*** Task input ***

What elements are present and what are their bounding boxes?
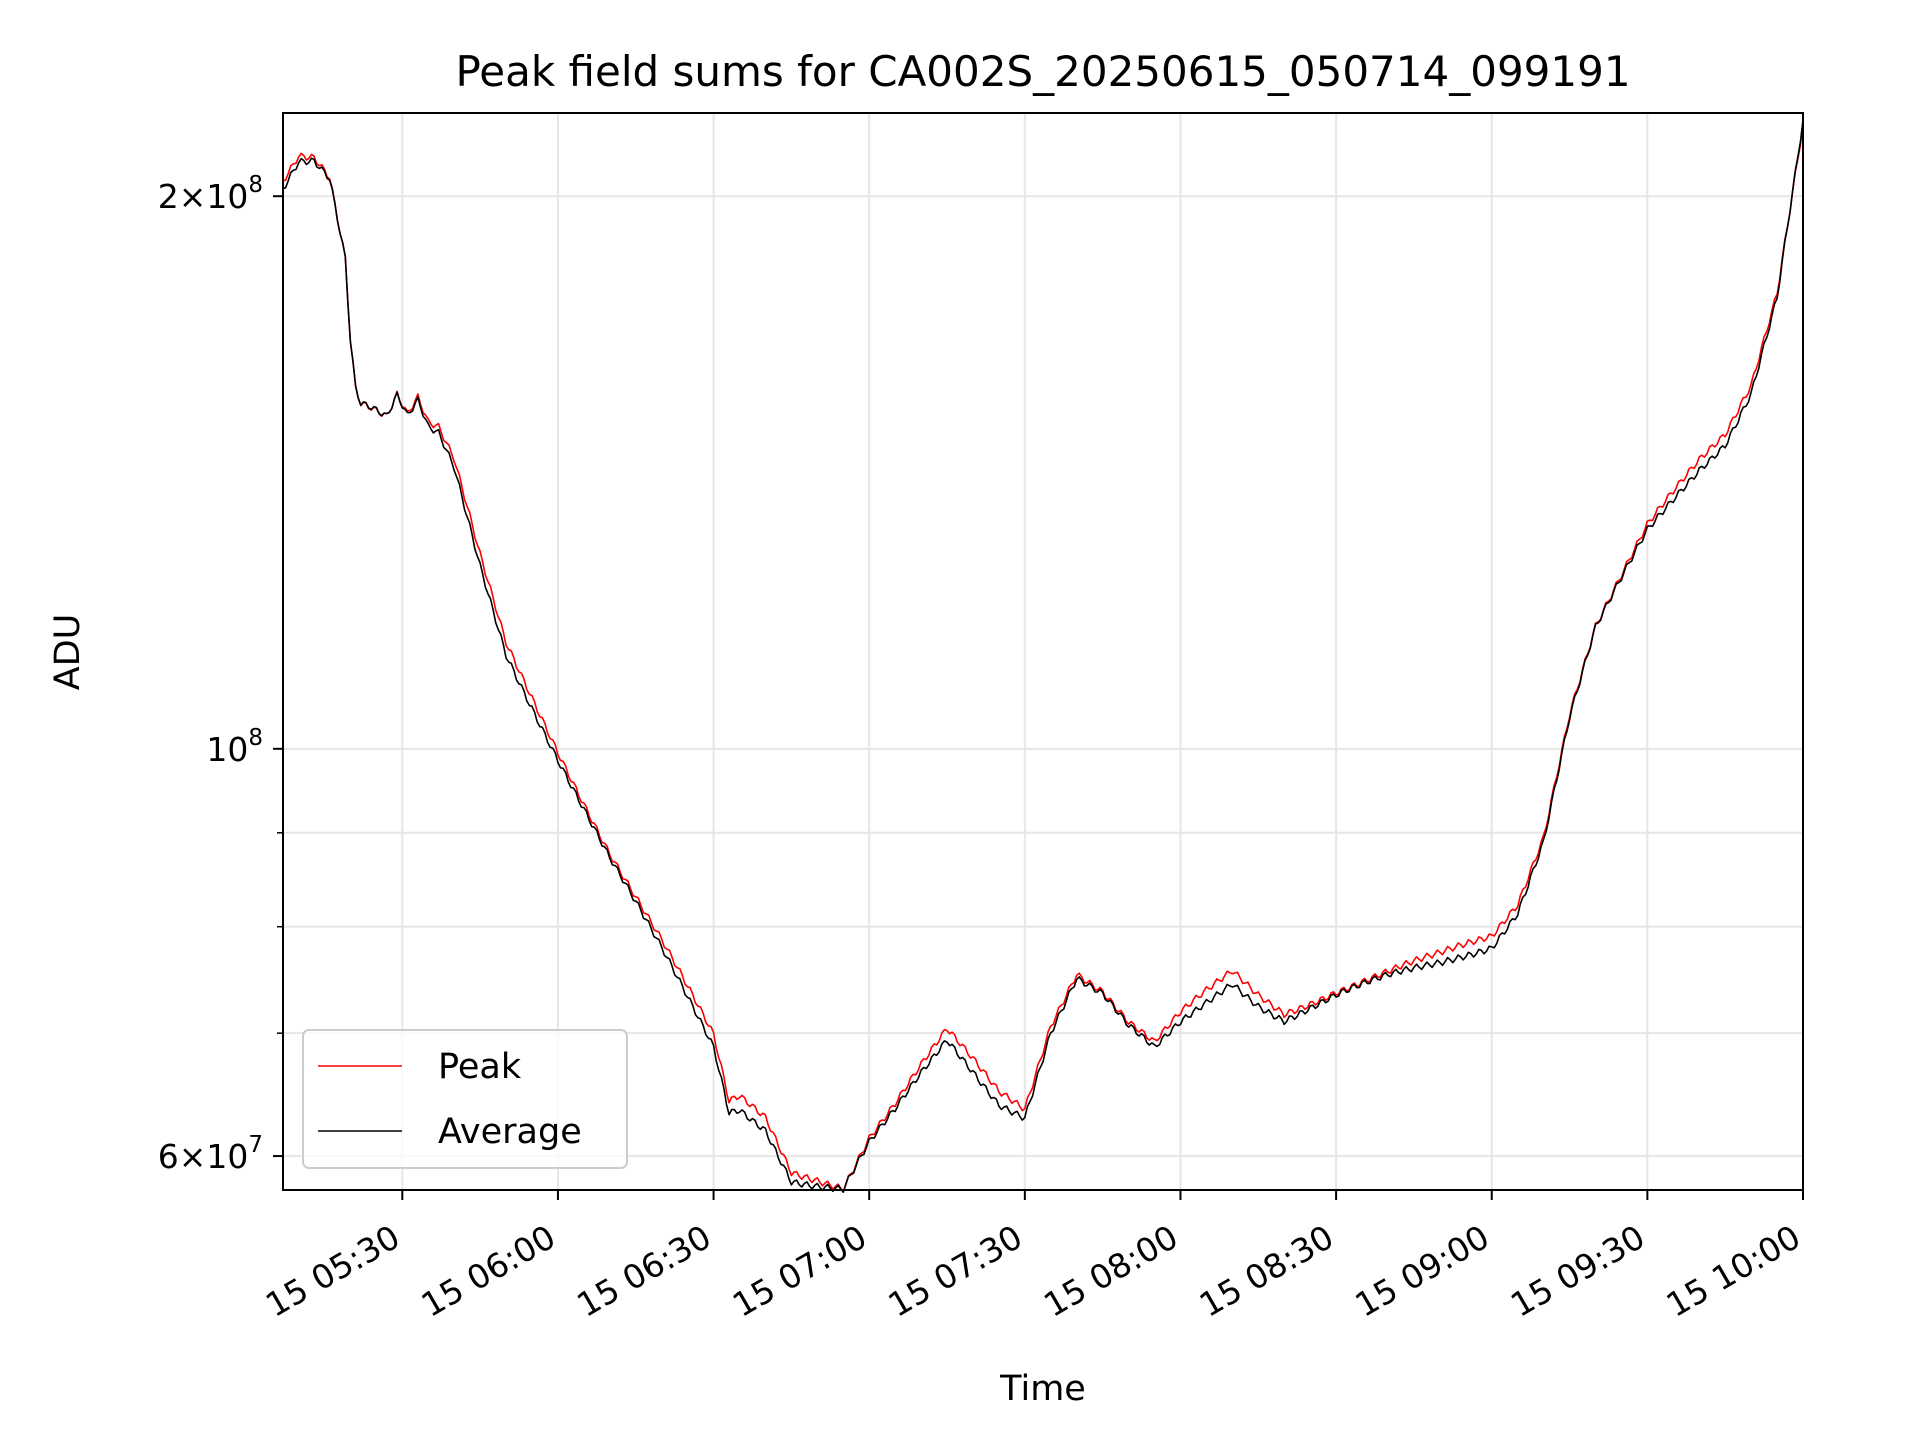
y-tick-base: 2×10 [158, 177, 249, 216]
plot-frame [282, 112, 1804, 1191]
y-tick-label: 2×108 [158, 172, 263, 216]
y-tick-label: 108 [206, 725, 263, 769]
legend-box [302, 1029, 628, 1169]
y-tick-exponent: 8 [248, 172, 263, 198]
y-axis-label: ADU [48, 614, 88, 691]
chart-title: Peak field sums for CA002S_20250615_0507… [455, 47, 1630, 96]
y-tick-base: 6×10 [158, 1137, 249, 1176]
y-tick-label: 6×107 [158, 1132, 263, 1176]
legend: Peak Average [302, 1029, 628, 1169]
legend-average-label: Average [438, 1112, 582, 1152]
y-tick-exponent: 8 [248, 725, 263, 751]
series-line-average [282, 120, 1804, 1193]
legend-peak-label: Peak [438, 1047, 522, 1087]
x-axis-label: Time [999, 1369, 1086, 1409]
y-tick-base: 10 [206, 730, 248, 769]
series-group [282, 120, 1804, 1193]
y-tick-exponent: 7 [248, 1132, 263, 1158]
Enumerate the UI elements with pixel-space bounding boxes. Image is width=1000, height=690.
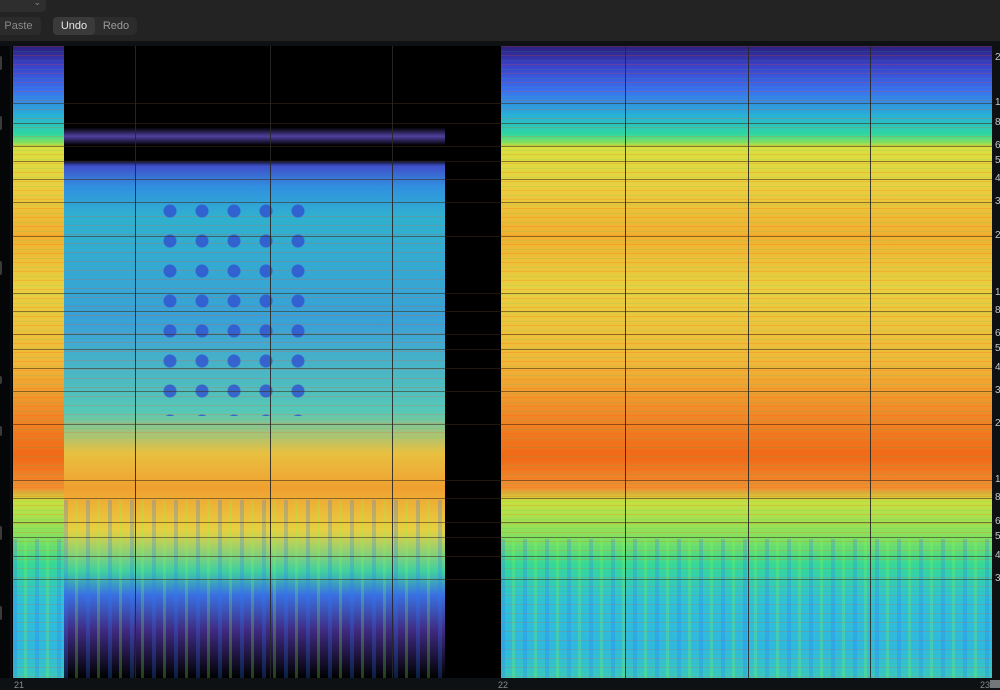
y-axis-label: 4: [995, 550, 1000, 561]
grid-line-horizontal: [12, 161, 992, 162]
grid-line-horizontal: [12, 236, 992, 237]
x-axis-label: 21: [14, 680, 25, 690]
grid-line-horizontal: [12, 579, 992, 580]
grid-line-horizontal: [12, 293, 992, 294]
y-axis-label: 1(: [995, 474, 1000, 485]
y-axis-label: 2: [995, 52, 1000, 63]
spectrogram-segment: [13, 46, 64, 678]
grid-line-vertical: [870, 46, 871, 678]
redo-button[interactable]: Redo: [102, 20, 130, 32]
grid-line-horizontal: [12, 146, 992, 147]
left-panel: [0, 46, 10, 678]
y-axis-label: 6: [995, 516, 1000, 527]
y-axis-label: 8: [995, 492, 1000, 503]
undo-button[interactable]: Undo: [53, 17, 95, 35]
spectrogram-segment: [64, 86, 445, 678]
resize-handle-icon[interactable]: [990, 680, 1000, 688]
y-axis-label: 4: [995, 362, 1000, 373]
grid-line-horizontal: [12, 537, 992, 538]
y-axis-label: 6: [995, 328, 1000, 339]
y-axis-label: 5: [995, 343, 1000, 354]
grid-line-vertical: [625, 46, 626, 678]
spectrogram-segment: [501, 46, 992, 678]
x-axis-label: 22: [498, 680, 509, 690]
spectrogram-view[interactable]: [12, 46, 992, 678]
y-axis-label: 5: [995, 155, 1000, 166]
grid-line-vertical: [135, 46, 136, 678]
y-axis-label: 8: [995, 305, 1000, 316]
grid-line-horizontal: [12, 391, 992, 392]
y-axis-label: 8: [995, 117, 1000, 128]
y-axis-label: 4: [995, 173, 1000, 184]
y-axis-label: 6: [995, 140, 1000, 151]
chevron-down-icon: ⌄: [33, 0, 41, 7]
y-axis-label: 3: [995, 196, 1000, 207]
y-axis-label: 2: [995, 418, 1000, 429]
y-axis-label: 3: [995, 573, 1000, 584]
grid-line-horizontal: [12, 334, 992, 335]
paste-button[interactable]: Paste: [0, 17, 41, 35]
grid-line-horizontal: [12, 202, 992, 203]
x-axis-label: 23: [980, 680, 991, 690]
dropdown[interactable]: ⌄: [0, 0, 46, 12]
toolbar: ⌄ Paste Undo Redo: [0, 0, 1000, 42]
grid-line-horizontal: [12, 179, 992, 180]
grid-line-horizontal: [12, 311, 992, 312]
y-axis-label: 2: [995, 230, 1000, 241]
grid-line-horizontal: [12, 522, 992, 523]
y-axis-label: 10: [995, 97, 1000, 108]
grid-line-vertical: [748, 46, 749, 678]
grid-line-horizontal: [12, 424, 992, 425]
y-axis-label: 3: [995, 385, 1000, 396]
grid-line-vertical: [392, 46, 393, 678]
grid-line-horizontal: [12, 498, 992, 499]
y-axis-label: 1(: [995, 287, 1000, 298]
grid-line-horizontal: [12, 349, 992, 350]
grid-line-vertical: [270, 46, 271, 678]
grid-line-horizontal: [12, 556, 992, 557]
grid-line-horizontal: [12, 103, 992, 104]
grid-line-horizontal: [12, 368, 992, 369]
grid-line-horizontal: [12, 123, 992, 124]
grid-line-horizontal: [12, 480, 992, 481]
y-axis-label: 5: [995, 531, 1000, 542]
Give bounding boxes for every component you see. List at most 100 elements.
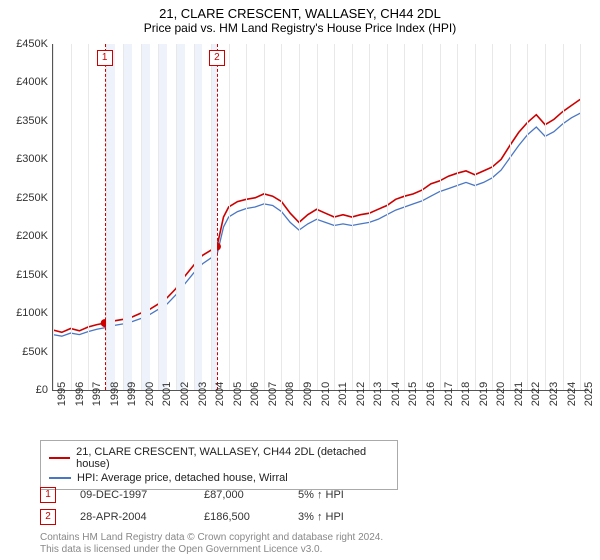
gridline-vertical — [88, 44, 89, 390]
gridline-vertical — [158, 44, 159, 390]
x-tick-label: 1996 — [74, 382, 86, 406]
sales-table: 1 09-DEC-1997 £87,000 5% ↑ HPI 2 28-APR-… — [40, 484, 378, 528]
ownership-band — [194, 44, 203, 390]
sale-reference-line — [217, 44, 218, 390]
sale-marker-box: 1 — [97, 50, 113, 66]
sale-marker-box: 2 — [40, 509, 56, 525]
legend-swatch-red — [49, 457, 70, 459]
legend-label: HPI: Average price, detached house, Wirr… — [77, 472, 288, 484]
line-chart-svg — [53, 44, 589, 390]
gridline-vertical — [299, 44, 300, 390]
y-tick-label: £0 — [36, 384, 48, 396]
x-tick-label: 2022 — [530, 382, 542, 406]
gridline-vertical — [457, 44, 458, 390]
gridline-vertical — [492, 44, 493, 390]
x-tick-label: 2021 — [513, 382, 525, 406]
gridline-vertical — [334, 44, 335, 390]
x-tick-label: 1998 — [109, 382, 121, 406]
x-tick-label: 2008 — [284, 382, 296, 406]
legend-label: 21, CLARE CRESCENT, WALLASEY, CH44 2DL (… — [76, 446, 389, 470]
chart-title: 21, CLARE CRESCENT, WALLASEY, CH44 2DL — [0, 0, 600, 21]
x-tick-label: 2023 — [548, 382, 560, 406]
gridline-vertical — [281, 44, 282, 390]
x-tick-label: 2006 — [249, 382, 261, 406]
y-tick-label: £50K — [22, 346, 48, 358]
legend-item-property: 21, CLARE CRESCENT, WALLASEY, CH44 2DL (… — [49, 445, 389, 471]
sale-date: 09-DEC-1997 — [80, 489, 180, 501]
x-tick-label: 2014 — [390, 382, 402, 406]
x-tick-label: 1997 — [91, 382, 103, 406]
y-tick-label: £450K — [16, 38, 48, 50]
gridline-vertical — [440, 44, 441, 390]
y-tick-label: £150K — [16, 269, 48, 281]
sale-price: £186,500 — [204, 511, 274, 523]
x-tick-label: 2017 — [443, 382, 455, 406]
gridline-vertical — [580, 44, 581, 390]
gridline-vertical — [194, 44, 195, 390]
y-tick-label: £200K — [16, 230, 48, 242]
gridline-vertical — [141, 44, 142, 390]
gridline-vertical — [211, 44, 212, 390]
gridline-vertical — [71, 44, 72, 390]
gridline-vertical — [475, 44, 476, 390]
x-tick-label: 2016 — [425, 382, 437, 406]
footer-line: This data is licensed under the Open Gov… — [40, 544, 383, 556]
x-tick-label: 2020 — [495, 382, 507, 406]
gridline-vertical — [352, 44, 353, 390]
chart-container: 21, CLARE CRESCENT, WALLASEY, CH44 2DL P… — [0, 0, 600, 560]
gridline-vertical — [176, 44, 177, 390]
x-tick-label: 2015 — [407, 382, 419, 406]
x-tick-label: 2003 — [197, 382, 209, 406]
sale-price: £87,000 — [204, 489, 274, 501]
footer-line: Contains HM Land Registry data © Crown c… — [40, 532, 383, 544]
x-tick-label: 2011 — [337, 382, 349, 406]
footer-attribution: Contains HM Land Registry data © Crown c… — [40, 532, 383, 556]
x-tick-label: 2025 — [583, 382, 595, 406]
gridline-vertical — [123, 44, 124, 390]
y-tick-label: £250K — [16, 192, 48, 204]
gridline-vertical — [246, 44, 247, 390]
sale-hpi: 3% ↑ HPI — [298, 511, 378, 523]
legend-swatch-blue — [49, 477, 71, 479]
gridline-vertical — [545, 44, 546, 390]
chart-subtitle: Price paid vs. HM Land Registry's House … — [0, 21, 600, 39]
gridline-vertical — [563, 44, 564, 390]
plot-area: 12 — [52, 44, 589, 391]
x-tick-label: 2012 — [355, 382, 367, 406]
gridline-vertical — [387, 44, 388, 390]
x-tick-label: 1999 — [126, 382, 138, 406]
legend: 21, CLARE CRESCENT, WALLASEY, CH44 2DL (… — [40, 440, 398, 490]
ownership-band — [106, 44, 115, 390]
x-tick-label: 2019 — [478, 382, 490, 406]
y-tick-label: £350K — [16, 115, 48, 127]
gridline-vertical — [527, 44, 528, 390]
ownership-band — [123, 44, 132, 390]
gridline-vertical — [422, 44, 423, 390]
gridline-vertical — [229, 44, 230, 390]
sale-reference-line — [105, 44, 106, 390]
sale-date: 28-APR-2004 — [80, 511, 180, 523]
x-tick-label: 2013 — [372, 382, 384, 406]
ownership-band — [141, 44, 150, 390]
sale-row: 1 09-DEC-1997 £87,000 5% ↑ HPI — [40, 484, 378, 506]
x-tick-label: 2004 — [214, 382, 226, 406]
gridline-vertical — [404, 44, 405, 390]
x-tick-label: 2018 — [460, 382, 472, 406]
sale-row: 2 28-APR-2004 £186,500 3% ↑ HPI — [40, 506, 378, 528]
x-tick-label: 2010 — [320, 382, 332, 406]
y-tick-label: £400K — [16, 76, 48, 88]
sale-marker-box: 2 — [209, 50, 225, 66]
gridline-vertical — [264, 44, 265, 390]
x-tick-label: 2002 — [179, 382, 191, 406]
sale-marker-box: 1 — [40, 487, 56, 503]
x-tick-label: 2000 — [144, 382, 156, 406]
y-tick-label: £100K — [16, 307, 48, 319]
legend-item-hpi: HPI: Average price, detached house, Wirr… — [49, 471, 389, 485]
gridline-vertical — [53, 44, 54, 390]
ownership-band — [158, 44, 167, 390]
sale-hpi: 5% ↑ HPI — [298, 489, 378, 501]
gridline-vertical — [106, 44, 107, 390]
gridline-vertical — [317, 44, 318, 390]
x-tick-label: 2001 — [161, 382, 173, 406]
x-tick-label: 2024 — [566, 382, 578, 406]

***

What you have to do >> Reproduce, verbatim, every line of the data above from the line containing "y-tick-base: 2×10 [158, 177, 249, 216]" down to the line containing "y-axis-label: ADU [48, 614, 88, 691]", including both of those lines.

Solution to the problem >>
y-tick-base: 2×10 [158, 177, 249, 216]
plot-frame [282, 112, 1804, 1191]
y-tick-label: 2×108 [158, 172, 263, 216]
y-tick-label: 108 [206, 725, 263, 769]
legend-box [302, 1029, 628, 1169]
y-tick-exponent: 8 [248, 172, 263, 198]
y-axis-label: ADU [48, 614, 88, 691]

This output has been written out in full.